— BEGIN Records for this task —

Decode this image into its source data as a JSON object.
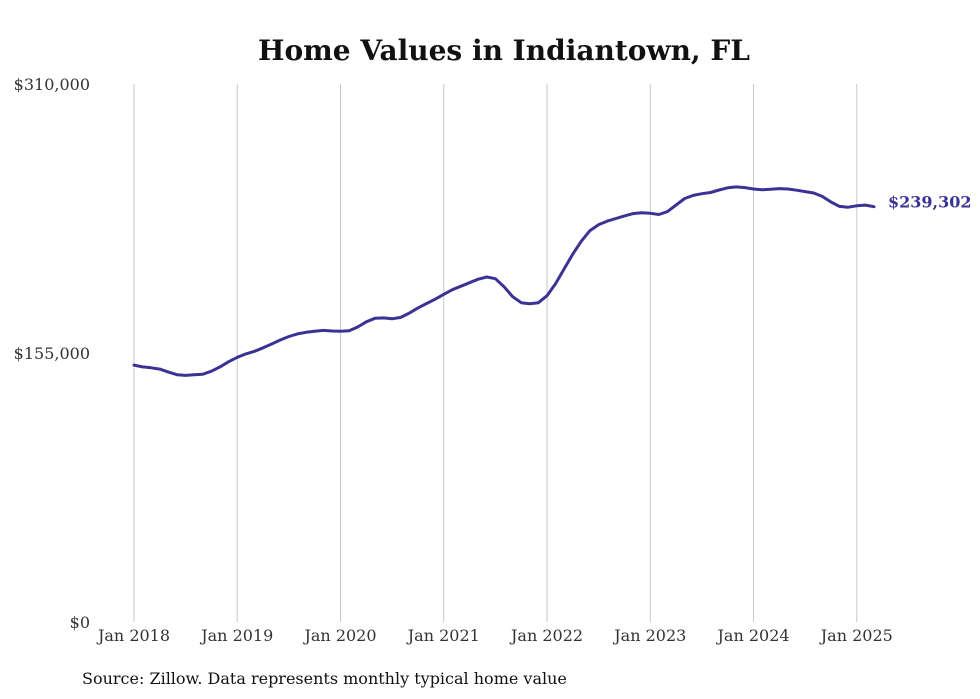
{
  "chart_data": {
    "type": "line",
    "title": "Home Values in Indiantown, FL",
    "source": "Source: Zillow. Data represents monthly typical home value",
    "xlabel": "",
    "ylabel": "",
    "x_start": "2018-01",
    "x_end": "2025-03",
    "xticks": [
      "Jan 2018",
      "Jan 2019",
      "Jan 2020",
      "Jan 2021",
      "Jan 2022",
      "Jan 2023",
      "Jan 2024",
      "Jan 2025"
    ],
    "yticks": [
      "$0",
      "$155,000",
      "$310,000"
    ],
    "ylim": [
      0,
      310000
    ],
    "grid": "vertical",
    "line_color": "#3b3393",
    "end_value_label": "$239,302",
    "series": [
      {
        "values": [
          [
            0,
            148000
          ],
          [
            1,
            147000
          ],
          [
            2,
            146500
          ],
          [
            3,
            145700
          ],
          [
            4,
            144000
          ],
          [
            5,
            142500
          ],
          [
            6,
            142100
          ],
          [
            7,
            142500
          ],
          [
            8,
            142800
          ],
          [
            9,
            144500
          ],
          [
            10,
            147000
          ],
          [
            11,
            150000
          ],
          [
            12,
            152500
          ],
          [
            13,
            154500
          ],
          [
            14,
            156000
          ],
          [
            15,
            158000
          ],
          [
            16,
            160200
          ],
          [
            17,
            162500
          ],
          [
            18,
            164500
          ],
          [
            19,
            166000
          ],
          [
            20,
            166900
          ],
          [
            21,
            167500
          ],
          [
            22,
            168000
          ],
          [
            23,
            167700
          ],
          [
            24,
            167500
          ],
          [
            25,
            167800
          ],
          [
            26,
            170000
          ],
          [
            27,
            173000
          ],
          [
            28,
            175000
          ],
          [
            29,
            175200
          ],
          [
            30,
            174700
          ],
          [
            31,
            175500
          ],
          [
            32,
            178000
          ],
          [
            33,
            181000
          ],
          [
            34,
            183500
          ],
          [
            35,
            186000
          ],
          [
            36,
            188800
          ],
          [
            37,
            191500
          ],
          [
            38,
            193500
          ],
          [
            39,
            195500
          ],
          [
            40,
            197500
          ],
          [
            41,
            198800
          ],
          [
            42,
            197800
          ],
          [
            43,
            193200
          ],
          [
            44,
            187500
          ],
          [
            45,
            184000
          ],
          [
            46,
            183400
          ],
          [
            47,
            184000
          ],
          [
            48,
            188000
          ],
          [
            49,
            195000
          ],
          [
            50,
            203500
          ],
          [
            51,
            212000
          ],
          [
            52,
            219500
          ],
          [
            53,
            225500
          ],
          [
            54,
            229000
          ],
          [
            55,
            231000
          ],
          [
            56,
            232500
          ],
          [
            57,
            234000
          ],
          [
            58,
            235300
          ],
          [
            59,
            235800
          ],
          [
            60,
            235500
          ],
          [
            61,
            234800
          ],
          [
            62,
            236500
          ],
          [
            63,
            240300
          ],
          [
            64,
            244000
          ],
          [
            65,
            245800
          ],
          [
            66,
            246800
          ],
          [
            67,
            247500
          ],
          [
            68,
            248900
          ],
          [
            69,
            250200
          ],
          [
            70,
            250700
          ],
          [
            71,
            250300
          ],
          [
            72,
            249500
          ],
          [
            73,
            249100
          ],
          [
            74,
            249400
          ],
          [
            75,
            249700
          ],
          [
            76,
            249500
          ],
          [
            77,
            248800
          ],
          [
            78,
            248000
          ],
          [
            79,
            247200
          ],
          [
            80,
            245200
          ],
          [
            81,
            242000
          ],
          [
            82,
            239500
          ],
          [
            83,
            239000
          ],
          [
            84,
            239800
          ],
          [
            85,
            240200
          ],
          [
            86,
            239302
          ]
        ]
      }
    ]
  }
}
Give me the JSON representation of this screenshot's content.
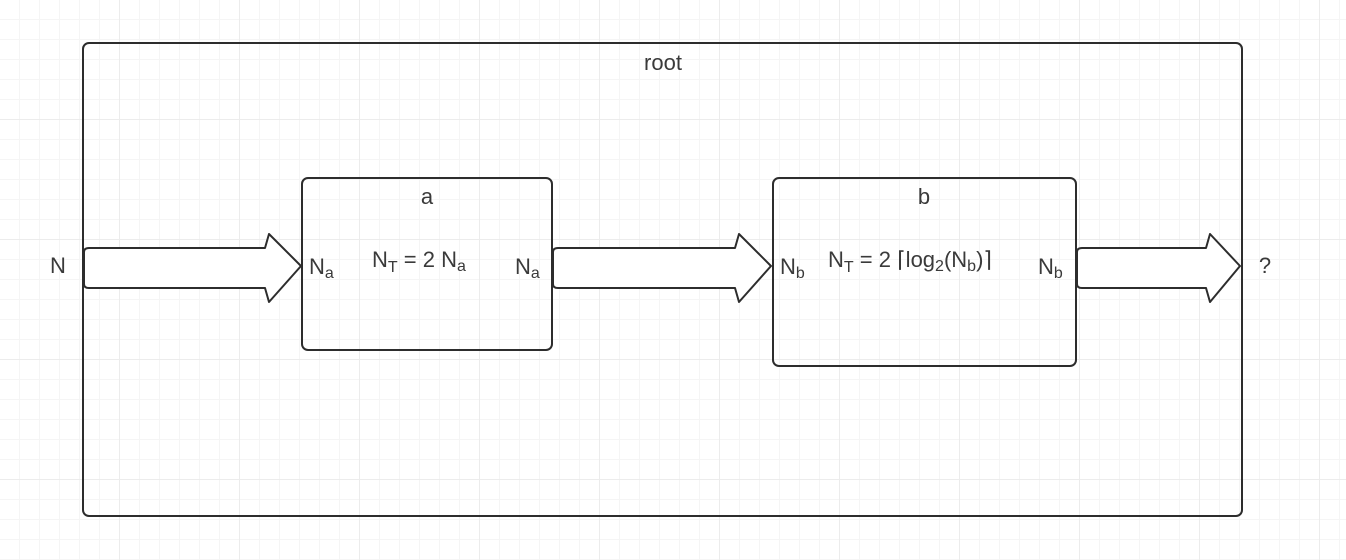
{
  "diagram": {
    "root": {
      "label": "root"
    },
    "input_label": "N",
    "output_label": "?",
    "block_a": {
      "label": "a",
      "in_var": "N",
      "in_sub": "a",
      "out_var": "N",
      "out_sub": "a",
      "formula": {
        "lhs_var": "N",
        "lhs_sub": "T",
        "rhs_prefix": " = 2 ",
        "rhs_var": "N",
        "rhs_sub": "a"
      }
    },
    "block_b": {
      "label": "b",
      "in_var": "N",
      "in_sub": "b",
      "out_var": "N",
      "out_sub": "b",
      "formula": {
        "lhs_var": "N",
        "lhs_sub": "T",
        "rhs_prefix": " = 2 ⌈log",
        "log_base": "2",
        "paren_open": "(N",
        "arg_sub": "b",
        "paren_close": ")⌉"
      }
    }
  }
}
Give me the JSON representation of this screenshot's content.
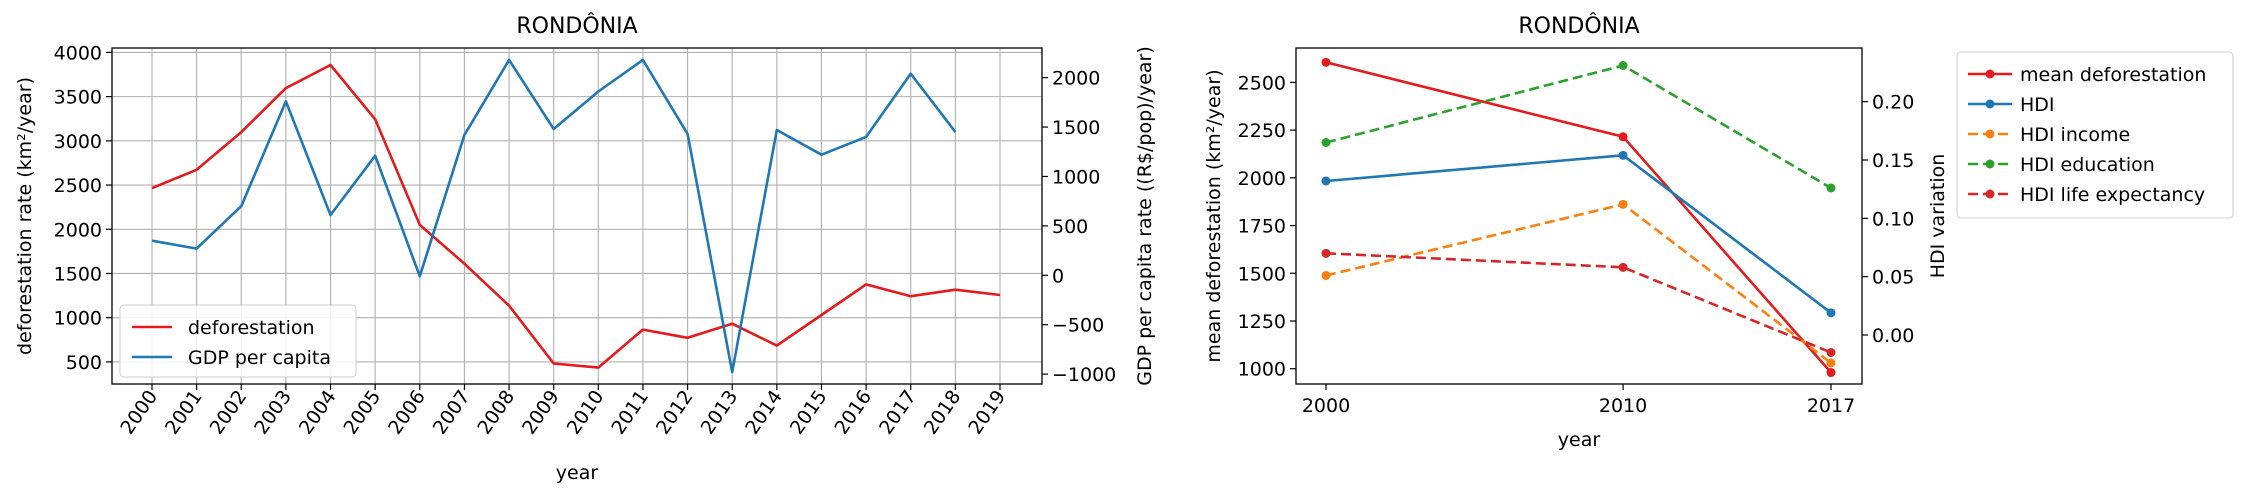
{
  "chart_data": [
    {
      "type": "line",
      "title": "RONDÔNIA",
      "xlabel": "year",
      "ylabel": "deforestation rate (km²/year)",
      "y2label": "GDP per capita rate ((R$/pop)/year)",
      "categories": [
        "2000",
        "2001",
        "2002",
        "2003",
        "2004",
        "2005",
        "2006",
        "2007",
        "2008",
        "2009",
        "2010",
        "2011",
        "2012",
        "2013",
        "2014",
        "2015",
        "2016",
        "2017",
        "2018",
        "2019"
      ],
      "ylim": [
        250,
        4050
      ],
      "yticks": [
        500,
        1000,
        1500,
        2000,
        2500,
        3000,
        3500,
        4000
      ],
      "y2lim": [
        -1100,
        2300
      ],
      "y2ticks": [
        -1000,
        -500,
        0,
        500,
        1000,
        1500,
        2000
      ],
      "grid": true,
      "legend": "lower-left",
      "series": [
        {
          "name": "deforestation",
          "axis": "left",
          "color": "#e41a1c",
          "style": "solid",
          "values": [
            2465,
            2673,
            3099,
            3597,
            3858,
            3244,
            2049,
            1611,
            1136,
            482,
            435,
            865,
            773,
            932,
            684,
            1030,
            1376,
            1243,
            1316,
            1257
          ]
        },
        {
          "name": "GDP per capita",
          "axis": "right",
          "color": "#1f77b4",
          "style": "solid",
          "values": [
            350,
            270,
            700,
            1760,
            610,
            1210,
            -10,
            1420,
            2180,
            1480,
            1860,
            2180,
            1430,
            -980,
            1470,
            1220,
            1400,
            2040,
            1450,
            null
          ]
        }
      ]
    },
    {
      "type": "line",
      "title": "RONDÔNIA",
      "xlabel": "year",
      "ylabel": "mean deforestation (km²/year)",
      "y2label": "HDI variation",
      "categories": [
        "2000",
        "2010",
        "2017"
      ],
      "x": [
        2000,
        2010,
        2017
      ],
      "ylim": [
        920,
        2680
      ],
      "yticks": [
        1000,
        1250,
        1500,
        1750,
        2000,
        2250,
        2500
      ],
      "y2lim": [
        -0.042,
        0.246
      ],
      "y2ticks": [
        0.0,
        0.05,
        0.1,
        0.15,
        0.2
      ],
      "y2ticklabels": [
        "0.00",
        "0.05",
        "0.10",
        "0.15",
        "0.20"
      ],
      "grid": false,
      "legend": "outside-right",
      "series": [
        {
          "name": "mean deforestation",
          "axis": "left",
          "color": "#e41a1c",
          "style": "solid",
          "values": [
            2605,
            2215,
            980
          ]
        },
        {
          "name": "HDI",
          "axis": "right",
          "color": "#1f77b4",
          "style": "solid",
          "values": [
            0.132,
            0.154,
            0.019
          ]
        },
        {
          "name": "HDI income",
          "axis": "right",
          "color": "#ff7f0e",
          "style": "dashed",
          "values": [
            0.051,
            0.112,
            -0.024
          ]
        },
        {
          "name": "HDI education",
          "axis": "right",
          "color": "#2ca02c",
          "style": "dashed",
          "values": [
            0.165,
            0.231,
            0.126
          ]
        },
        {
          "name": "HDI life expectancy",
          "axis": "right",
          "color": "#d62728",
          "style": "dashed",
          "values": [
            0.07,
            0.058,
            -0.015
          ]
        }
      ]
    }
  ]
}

— END Records for this task —

Without including any pictures, reproduce the listing exactly.

- Solved exercise:
Decode this image into its source data as a JSON object.
{
  "chart_data": {
    "type": "line",
    "title": "Home Values in Indiantown, FL",
    "source": "Source: Zillow. Data represents monthly typical home value",
    "xlabel": "",
    "ylabel": "",
    "x_start": "2018-01",
    "x_end": "2025-03",
    "xticks": [
      "Jan 2018",
      "Jan 2019",
      "Jan 2020",
      "Jan 2021",
      "Jan 2022",
      "Jan 2023",
      "Jan 2024",
      "Jan 2025"
    ],
    "yticks": [
      "$0",
      "$155,000",
      "$310,000"
    ],
    "ylim": [
      0,
      310000
    ],
    "grid": "vertical",
    "line_color": "#3b3393",
    "end_value_label": "$239,302",
    "series": [
      {
        "values": [
          [
            0,
            148000
          ],
          [
            1,
            147000
          ],
          [
            2,
            146500
          ],
          [
            3,
            145700
          ],
          [
            4,
            144000
          ],
          [
            5,
            142500
          ],
          [
            6,
            142100
          ],
          [
            7,
            142500
          ],
          [
            8,
            142800
          ],
          [
            9,
            144500
          ],
          [
            10,
            147000
          ],
          [
            11,
            150000
          ],
          [
            12,
            152500
          ],
          [
            13,
            154500
          ],
          [
            14,
            156000
          ],
          [
            15,
            158000
          ],
          [
            16,
            160200
          ],
          [
            17,
            162500
          ],
          [
            18,
            164500
          ],
          [
            19,
            166000
          ],
          [
            20,
            166900
          ],
          [
            21,
            167500
          ],
          [
            22,
            168000
          ],
          [
            23,
            167700
          ],
          [
            24,
            167500
          ],
          [
            25,
            167800
          ],
          [
            26,
            170000
          ],
          [
            27,
            173000
          ],
          [
            28,
            175000
          ],
          [
            29,
            175200
          ],
          [
            30,
            174700
          ],
          [
            31,
            175500
          ],
          [
            32,
            178000
          ],
          [
            33,
            181000
          ],
          [
            34,
            183500
          ],
          [
            35,
            186000
          ],
          [
            36,
            188800
          ],
          [
            37,
            191500
          ],
          [
            38,
            193500
          ],
          [
            39,
            195500
          ],
          [
            40,
            197500
          ],
          [
            41,
            198800
          ],
          [
            42,
            197800
          ],
          [
            43,
            193200
          ],
          [
            44,
            187500
          ],
          [
            45,
            184000
          ],
          [
            46,
            183400
          ],
          [
            47,
            184000
          ],
          [
            48,
            188000
          ],
          [
            49,
            195000
          ],
          [
            50,
            203500
          ],
          [
            51,
            212000
          ],
          [
            52,
            219500
          ],
          [
            53,
            225500
          ],
          [
            54,
            229000
          ],
          [
            55,
            231000
          ],
          [
            56,
            232500
          ],
          [
            57,
            234000
          ],
          [
            58,
            235300
          ],
          [
            59,
            235800
          ],
          [
            60,
            235500
          ],
          [
            61,
            234800
          ],
          [
            62,
            236500
          ],
          [
            63,
            240300
          ],
          [
            64,
            244000
          ],
          [
            65,
            245800
          ],
          [
            66,
            246800
          ],
          [
            67,
            247500
          ],
          [
            68,
            248900
          ],
          [
            69,
            250200
          ],
          [
            70,
            250700
          ],
          [
            71,
            250300
          ],
          [
            72,
            249500
          ],
          [
            73,
            249100
          ],
          [
            74,
            249400
          ],
          [
            75,
            249700
          ],
          [
            76,
            249500
          ],
          [
            77,
            248800
          ],
          [
            78,
            248000
          ],
          [
            79,
            247200
          ],
          [
            80,
            245200
          ],
          [
            81,
            242000
          ],
          [
            82,
            239500
          ],
          [
            83,
            239000
          ],
          [
            84,
            239800
          ],
          [
            85,
            240200
          ],
          [
            86,
            239302
          ]
        ]
      }
    ]
  }
}
Give me the JSON representation of this screenshot's content.
{
  "diagram": {
    "root": {
      "label": "root"
    },
    "input_label": "N",
    "output_label": "?",
    "block_a": {
      "label": "a",
      "in_var": "N",
      "in_sub": "a",
      "out_var": "N",
      "out_sub": "a",
      "formula": {
        "lhs_var": "N",
        "lhs_sub": "T",
        "rhs_prefix": " = 2 ",
        "rhs_var": "N",
        "rhs_sub": "a"
      }
    },
    "block_b": {
      "label": "b",
      "in_var": "N",
      "in_sub": "b",
      "out_var": "N",
      "out_sub": "b",
      "formula": {
        "lhs_var": "N",
        "lhs_sub": "T",
        "rhs_prefix": " = 2 ⌈log",
        "log_base": "2",
        "paren_open": "(N",
        "arg_sub": "b",
        "paren_close": ")⌉"
      }
    }
  }
}
Give me the JSON representation of this screenshot's content.
{
  "chart_data": [
    {
      "type": "line",
      "title": "RONDÔNIA",
      "xlabel": "year",
      "ylabel": "deforestation rate (km²/year)",
      "y2label": "GDP per capita rate ((R$/pop)/year)",
      "categories": [
        "2000",
        "2001",
        "2002",
        "2003",
        "2004",
        "2005",
        "2006",
        "2007",
        "2008",
        "2009",
        "2010",
        "2011",
        "2012",
        "2013",
        "2014",
        "2015",
        "2016",
        "2017",
        "2018",
        "2019"
      ],
      "ylim": [
        250,
        4050
      ],
      "yticks": [
        500,
        1000,
        1500,
        2000,
        2500,
        3000,
        3500,
        4000
      ],
      "y2lim": [
        -1100,
        2300
      ],
      "y2ticks": [
        -1000,
        -500,
        0,
        500,
        1000,
        1500,
        2000
      ],
      "grid": true,
      "legend": "lower-left",
      "series": [
        {
          "name": "deforestation",
          "axis": "left",
          "color": "#e41a1c",
          "style": "solid",
          "values": [
            2465,
            2673,
            3099,
            3597,
            3858,
            3244,
            2049,
            1611,
            1136,
            482,
            435,
            865,
            773,
            932,
            684,
            1030,
            1376,
            1243,
            1316,
            1257
          ]
        },
        {
          "name": "GDP per capita",
          "axis": "right",
          "color": "#1f77b4",
          "style": "solid",
          "values": [
            350,
            270,
            700,
            1760,
            610,
            1210,
            -10,
            1420,
            2180,
            1480,
            1860,
            2180,
            1430,
            -980,
            1470,
            1220,
            1400,
            2040,
            1450,
            null
          ]
        }
      ]
    },
    {
      "type": "line",
      "title": "RONDÔNIA",
      "xlabel": "year",
      "ylabel": "mean deforestation (km²/year)",
      "y2label": "HDI variation",
      "categories": [
        "2000",
        "2010",
        "2017"
      ],
      "x": [
        2000,
        2010,
        2017
      ],
      "ylim": [
        920,
        2680
      ],
      "yticks": [
        1000,
        1250,
        1500,
        1750,
        2000,
        2250,
        2500
      ],
      "y2lim": [
        -0.042,
        0.246
      ],
      "y2ticks": [
        0.0,
        0.05,
        0.1,
        0.15,
        0.2
      ],
      "y2ticklabels": [
        "0.00",
        "0.05",
        "0.10",
        "0.15",
        "0.20"
      ],
      "grid": false,
      "legend": "outside-right",
      "series": [
        {
          "name": "mean deforestation",
          "axis": "left",
          "color": "#e41a1c",
          "style": "solid",
          "values": [
            2605,
            2215,
            980
          ]
        },
        {
          "name": "HDI",
          "axis": "right",
          "color": "#1f77b4",
          "style": "solid",
          "values": [
            0.132,
            0.154,
            0.019
          ]
        },
        {
          "name": "HDI income",
          "axis": "right",
          "color": "#ff7f0e",
          "style": "dashed",
          "values": [
            0.051,
            0.112,
            -0.024
          ]
        },
        {
          "name": "HDI education",
          "axis": "right",
          "color": "#2ca02c",
          "style": "dashed",
          "values": [
            0.165,
            0.231,
            0.126
          ]
        },
        {
          "name": "HDI life expectancy",
          "axis": "right",
          "color": "#d62728",
          "style": "dashed",
          "values": [
            0.07,
            0.058,
            -0.015
          ]
        }
      ]
    }
  ]
}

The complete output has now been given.